START Material to process

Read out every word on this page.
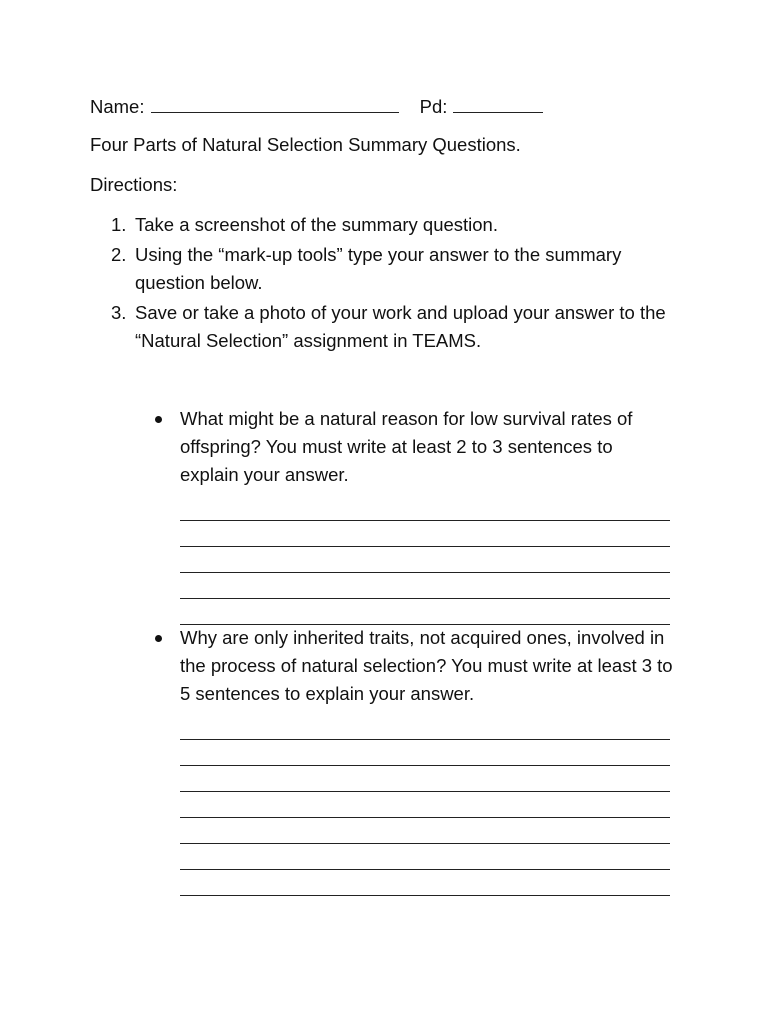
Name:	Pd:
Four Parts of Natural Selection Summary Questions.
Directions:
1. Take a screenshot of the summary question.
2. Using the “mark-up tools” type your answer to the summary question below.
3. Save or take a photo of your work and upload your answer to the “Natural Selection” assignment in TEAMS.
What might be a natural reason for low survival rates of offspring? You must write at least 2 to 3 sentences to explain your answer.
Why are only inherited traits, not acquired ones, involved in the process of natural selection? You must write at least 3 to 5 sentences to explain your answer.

END Material to process

### Do this
Without the pictures, write out the whole listing above exactly as it appears.

### Exercise response
Read out every word on this page.
Name:	Pd:
Four Parts of Natural Selection Summary Questions.
Directions:
1. Take a screenshot of the summary question.
2. Using the “mark-up tools” type your answer to the summary question below.
3. Save or take a photo of your work and upload your answer to the “Natural Selection” assignment in TEAMS.
What might be a natural reason for low survival rates of offspring? You must write at least 2 to 3 sentences to explain your answer.
Why are only inherited traits, not acquired ones, involved in the process of natural selection? You must write at least 3 to 5 sentences to explain your answer.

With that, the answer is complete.